- Description of the task -
Copy, from the entries below, each line in which the string "page" appears.

Collected data entries

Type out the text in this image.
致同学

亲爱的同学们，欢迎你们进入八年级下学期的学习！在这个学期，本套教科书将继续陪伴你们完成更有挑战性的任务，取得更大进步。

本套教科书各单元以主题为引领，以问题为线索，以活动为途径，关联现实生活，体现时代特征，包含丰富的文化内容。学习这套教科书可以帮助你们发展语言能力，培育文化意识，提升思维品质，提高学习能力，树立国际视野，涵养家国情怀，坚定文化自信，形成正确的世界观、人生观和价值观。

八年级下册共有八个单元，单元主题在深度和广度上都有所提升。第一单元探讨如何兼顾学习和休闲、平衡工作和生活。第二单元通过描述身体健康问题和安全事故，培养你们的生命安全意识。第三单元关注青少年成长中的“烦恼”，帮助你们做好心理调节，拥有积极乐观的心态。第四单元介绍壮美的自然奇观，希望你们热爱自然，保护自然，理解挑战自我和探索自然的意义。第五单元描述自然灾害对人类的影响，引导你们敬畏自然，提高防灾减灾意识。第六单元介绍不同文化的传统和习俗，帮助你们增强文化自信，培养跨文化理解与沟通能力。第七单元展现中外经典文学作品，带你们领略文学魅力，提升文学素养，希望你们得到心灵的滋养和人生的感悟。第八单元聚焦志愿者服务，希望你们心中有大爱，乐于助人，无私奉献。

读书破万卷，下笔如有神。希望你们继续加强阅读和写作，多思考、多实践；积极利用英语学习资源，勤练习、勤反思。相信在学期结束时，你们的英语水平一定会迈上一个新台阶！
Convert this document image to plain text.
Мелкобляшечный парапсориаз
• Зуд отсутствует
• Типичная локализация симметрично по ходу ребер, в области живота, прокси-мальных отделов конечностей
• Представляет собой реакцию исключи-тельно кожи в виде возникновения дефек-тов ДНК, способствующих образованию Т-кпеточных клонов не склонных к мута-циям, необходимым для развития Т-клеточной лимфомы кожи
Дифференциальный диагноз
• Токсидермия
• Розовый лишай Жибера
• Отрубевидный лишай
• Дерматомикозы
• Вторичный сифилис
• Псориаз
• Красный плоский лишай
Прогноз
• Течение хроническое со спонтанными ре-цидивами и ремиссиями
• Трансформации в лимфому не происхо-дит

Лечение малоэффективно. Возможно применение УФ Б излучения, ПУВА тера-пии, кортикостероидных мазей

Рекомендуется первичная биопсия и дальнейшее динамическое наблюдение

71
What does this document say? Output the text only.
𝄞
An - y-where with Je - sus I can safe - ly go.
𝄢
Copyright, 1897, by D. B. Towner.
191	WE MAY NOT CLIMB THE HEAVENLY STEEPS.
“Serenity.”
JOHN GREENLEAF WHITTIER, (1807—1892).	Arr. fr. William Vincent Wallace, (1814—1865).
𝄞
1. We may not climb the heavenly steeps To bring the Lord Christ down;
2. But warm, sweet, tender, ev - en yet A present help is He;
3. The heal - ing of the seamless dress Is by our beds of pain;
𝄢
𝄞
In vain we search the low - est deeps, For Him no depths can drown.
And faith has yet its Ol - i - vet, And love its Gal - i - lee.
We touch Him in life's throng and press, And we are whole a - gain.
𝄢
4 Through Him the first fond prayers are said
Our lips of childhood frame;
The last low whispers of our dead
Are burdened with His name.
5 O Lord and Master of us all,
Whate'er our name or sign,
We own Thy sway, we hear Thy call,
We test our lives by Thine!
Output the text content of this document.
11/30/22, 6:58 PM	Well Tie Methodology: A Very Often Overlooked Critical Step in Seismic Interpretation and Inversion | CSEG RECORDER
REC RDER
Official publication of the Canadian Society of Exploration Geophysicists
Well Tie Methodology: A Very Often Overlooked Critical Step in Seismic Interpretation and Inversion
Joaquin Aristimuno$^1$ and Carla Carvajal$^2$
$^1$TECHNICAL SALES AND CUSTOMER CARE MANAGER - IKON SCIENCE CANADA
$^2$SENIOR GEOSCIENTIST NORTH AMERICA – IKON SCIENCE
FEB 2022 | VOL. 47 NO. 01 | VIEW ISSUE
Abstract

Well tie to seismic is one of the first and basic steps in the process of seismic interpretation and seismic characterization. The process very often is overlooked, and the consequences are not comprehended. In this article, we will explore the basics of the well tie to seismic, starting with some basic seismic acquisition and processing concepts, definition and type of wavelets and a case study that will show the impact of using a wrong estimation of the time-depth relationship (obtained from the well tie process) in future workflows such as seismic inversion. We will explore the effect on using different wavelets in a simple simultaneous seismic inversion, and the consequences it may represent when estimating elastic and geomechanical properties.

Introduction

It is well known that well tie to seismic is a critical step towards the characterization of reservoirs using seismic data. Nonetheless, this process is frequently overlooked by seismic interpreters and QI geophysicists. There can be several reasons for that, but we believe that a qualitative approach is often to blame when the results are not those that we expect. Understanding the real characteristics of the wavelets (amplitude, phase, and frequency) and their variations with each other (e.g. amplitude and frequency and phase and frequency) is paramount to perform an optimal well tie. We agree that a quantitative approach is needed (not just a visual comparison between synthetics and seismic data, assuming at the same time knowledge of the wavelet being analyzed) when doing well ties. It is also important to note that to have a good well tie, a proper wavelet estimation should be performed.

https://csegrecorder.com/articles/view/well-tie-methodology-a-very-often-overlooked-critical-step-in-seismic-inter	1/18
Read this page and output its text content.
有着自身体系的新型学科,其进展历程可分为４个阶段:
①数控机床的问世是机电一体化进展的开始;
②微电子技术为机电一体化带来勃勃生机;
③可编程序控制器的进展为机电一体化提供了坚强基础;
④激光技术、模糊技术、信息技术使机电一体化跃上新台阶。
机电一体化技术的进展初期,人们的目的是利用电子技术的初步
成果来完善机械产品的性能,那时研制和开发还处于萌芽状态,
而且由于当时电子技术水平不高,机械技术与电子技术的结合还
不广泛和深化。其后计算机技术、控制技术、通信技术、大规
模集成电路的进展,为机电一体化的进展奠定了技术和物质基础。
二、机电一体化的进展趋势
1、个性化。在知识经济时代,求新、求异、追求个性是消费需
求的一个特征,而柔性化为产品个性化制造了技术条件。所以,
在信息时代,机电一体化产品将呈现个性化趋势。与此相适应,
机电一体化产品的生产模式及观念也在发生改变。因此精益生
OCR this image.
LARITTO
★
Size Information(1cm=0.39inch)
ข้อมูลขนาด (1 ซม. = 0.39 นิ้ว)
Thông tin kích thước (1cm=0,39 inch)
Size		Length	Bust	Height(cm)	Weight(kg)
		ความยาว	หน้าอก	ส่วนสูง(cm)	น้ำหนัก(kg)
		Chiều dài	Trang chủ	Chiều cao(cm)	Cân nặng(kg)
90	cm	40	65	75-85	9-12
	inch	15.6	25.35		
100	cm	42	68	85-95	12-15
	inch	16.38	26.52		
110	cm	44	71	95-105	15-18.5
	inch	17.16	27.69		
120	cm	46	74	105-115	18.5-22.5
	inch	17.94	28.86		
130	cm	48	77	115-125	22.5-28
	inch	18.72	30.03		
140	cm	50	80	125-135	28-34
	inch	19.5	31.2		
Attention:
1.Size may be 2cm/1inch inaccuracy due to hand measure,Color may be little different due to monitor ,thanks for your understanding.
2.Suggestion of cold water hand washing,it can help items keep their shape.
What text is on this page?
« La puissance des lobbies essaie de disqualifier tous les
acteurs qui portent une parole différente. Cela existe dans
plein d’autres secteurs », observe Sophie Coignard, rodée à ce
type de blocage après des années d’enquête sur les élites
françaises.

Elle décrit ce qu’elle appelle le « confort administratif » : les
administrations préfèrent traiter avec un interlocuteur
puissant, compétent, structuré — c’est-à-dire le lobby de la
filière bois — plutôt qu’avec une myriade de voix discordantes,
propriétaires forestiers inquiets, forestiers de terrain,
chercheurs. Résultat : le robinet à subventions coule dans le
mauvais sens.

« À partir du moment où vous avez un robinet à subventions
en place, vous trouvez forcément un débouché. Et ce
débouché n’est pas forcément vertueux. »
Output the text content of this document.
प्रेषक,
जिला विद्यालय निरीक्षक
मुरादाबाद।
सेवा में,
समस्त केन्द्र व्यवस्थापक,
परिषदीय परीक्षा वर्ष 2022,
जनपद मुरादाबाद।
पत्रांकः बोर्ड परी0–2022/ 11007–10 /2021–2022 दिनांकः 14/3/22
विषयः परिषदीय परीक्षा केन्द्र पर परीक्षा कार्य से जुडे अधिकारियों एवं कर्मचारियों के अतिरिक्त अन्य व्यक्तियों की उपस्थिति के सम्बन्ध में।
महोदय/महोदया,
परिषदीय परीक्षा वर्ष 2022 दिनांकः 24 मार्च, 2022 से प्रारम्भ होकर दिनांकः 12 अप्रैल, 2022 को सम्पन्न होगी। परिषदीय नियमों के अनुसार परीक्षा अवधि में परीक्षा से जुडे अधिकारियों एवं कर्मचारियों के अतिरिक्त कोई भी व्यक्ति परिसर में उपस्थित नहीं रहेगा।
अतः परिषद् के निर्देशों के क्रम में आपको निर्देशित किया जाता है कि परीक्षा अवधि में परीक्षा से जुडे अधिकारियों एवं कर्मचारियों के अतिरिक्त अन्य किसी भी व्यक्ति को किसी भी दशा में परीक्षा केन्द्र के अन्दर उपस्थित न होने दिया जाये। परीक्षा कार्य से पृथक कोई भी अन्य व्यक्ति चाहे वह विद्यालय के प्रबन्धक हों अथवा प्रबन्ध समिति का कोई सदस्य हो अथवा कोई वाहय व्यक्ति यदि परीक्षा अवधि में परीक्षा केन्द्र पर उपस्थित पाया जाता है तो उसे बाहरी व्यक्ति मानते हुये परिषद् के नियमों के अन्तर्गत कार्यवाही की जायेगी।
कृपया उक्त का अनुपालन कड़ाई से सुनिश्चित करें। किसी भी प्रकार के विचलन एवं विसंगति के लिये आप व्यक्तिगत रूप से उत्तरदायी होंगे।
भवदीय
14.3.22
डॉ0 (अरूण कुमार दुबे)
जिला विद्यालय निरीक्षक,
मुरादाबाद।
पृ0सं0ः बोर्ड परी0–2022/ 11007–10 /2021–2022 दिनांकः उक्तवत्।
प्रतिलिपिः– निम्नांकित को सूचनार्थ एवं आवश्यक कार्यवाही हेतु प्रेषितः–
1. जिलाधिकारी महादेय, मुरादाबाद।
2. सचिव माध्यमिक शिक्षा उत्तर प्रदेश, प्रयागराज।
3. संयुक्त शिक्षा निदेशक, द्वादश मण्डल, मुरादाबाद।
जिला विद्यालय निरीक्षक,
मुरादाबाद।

- Task output -
Read this page and output its text content.
What text is on this page?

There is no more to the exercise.